[Data entries]
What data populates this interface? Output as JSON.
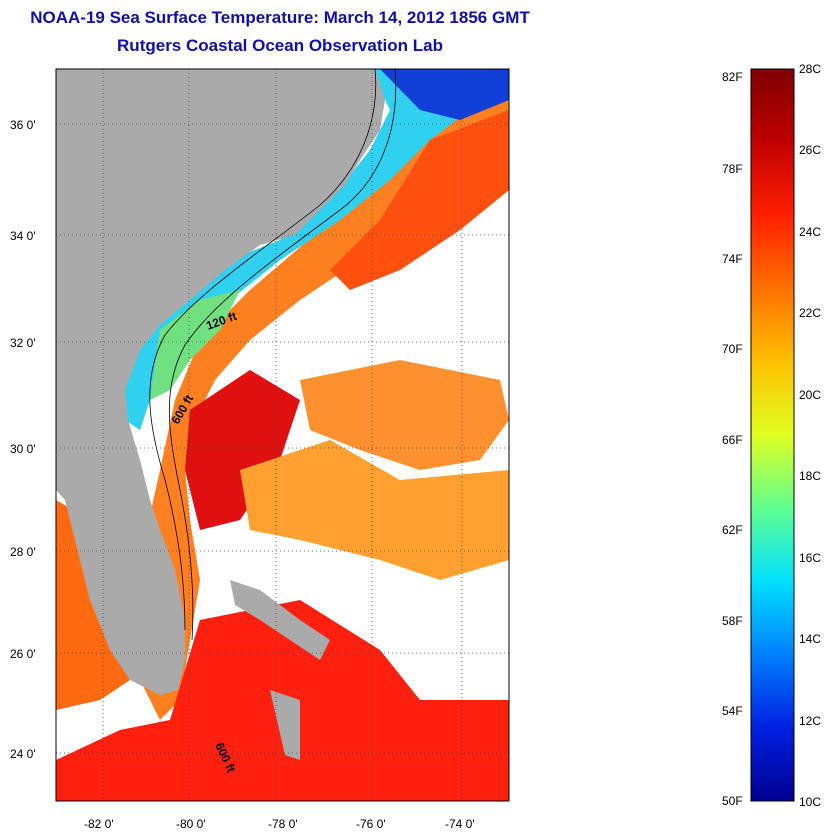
{
  "title": "NOAA-19 Sea Surface Temperature:  March 14, 2012 1856 GMT",
  "subtitle": "Rutgers Coastal Ocean Observation Lab",
  "map": {
    "lat_ticks": [
      "36 0'",
      "34 0'",
      "32 0'",
      "30 0'",
      "28 0'",
      "26 0'",
      "24 0'"
    ],
    "lon_ticks": [
      "-82 0'",
      "-80 0'",
      "-78 0'",
      "-76 0'",
      "-74 0'"
    ],
    "contours": [
      "120 ft",
      "600 ft",
      "600 ft"
    ],
    "colors": {
      "land": "#aaaaaa",
      "cloud": "#ffffff",
      "grid": "#444444"
    }
  },
  "colorbar": {
    "fahrenheit": [
      "82F",
      "78F",
      "74F",
      "70F",
      "66F",
      "62F",
      "58F",
      "54F",
      "50F"
    ],
    "celsius": [
      "28C",
      "26C",
      "24C",
      "22C",
      "20C",
      "18C",
      "16C",
      "14C",
      "12C",
      "10C"
    ],
    "gradient": [
      "#800000",
      "#c00000",
      "#ff2000",
      "#ff7000",
      "#ffc000",
      "#e0ff20",
      "#60ff90",
      "#00e0ff",
      "#0080ff",
      "#0020e0",
      "#000090"
    ]
  }
}
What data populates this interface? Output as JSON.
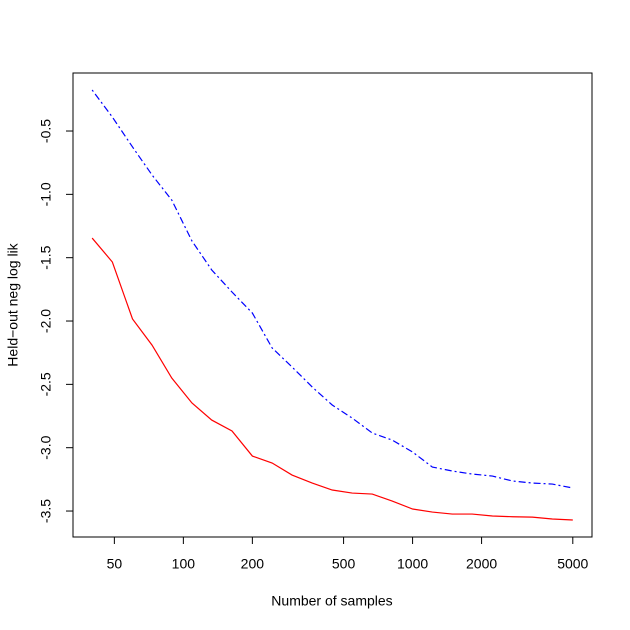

* [DIRECTIONS]: Copy the records exactly as they appear, excluding images.

* [OUTPUT BELOW]:
What data populates this interface? Output as JSON.
{
  "title": "NOAA-19 Sea Surface Temperature:  March 14, 2012 1856 GMT",
  "subtitle": "Rutgers Coastal Ocean Observation Lab",
  "map": {
    "lat_ticks": [
      "36 0'",
      "34 0'",
      "32 0'",
      "30 0'",
      "28 0'",
      "26 0'",
      "24 0'"
    ],
    "lon_ticks": [
      "-82 0'",
      "-80 0'",
      "-78 0'",
      "-76 0'",
      "-74 0'"
    ],
    "contours": [
      "120 ft",
      "600 ft",
      "600 ft"
    ],
    "colors": {
      "land": "#aaaaaa",
      "cloud": "#ffffff",
      "grid": "#444444"
    }
  },
  "colorbar": {
    "fahrenheit": [
      "82F",
      "78F",
      "74F",
      "70F",
      "66F",
      "62F",
      "58F",
      "54F",
      "50F"
    ],
    "celsius": [
      "28C",
      "26C",
      "24C",
      "22C",
      "20C",
      "18C",
      "16C",
      "14C",
      "12C",
      "10C"
    ],
    "gradient": [
      "#800000",
      "#c00000",
      "#ff2000",
      "#ff7000",
      "#ffc000",
      "#e0ff20",
      "#60ff90",
      "#00e0ff",
      "#0080ff",
      "#0020e0",
      "#000090"
    ]
  }
}
What data populates this interface? Output as JSON.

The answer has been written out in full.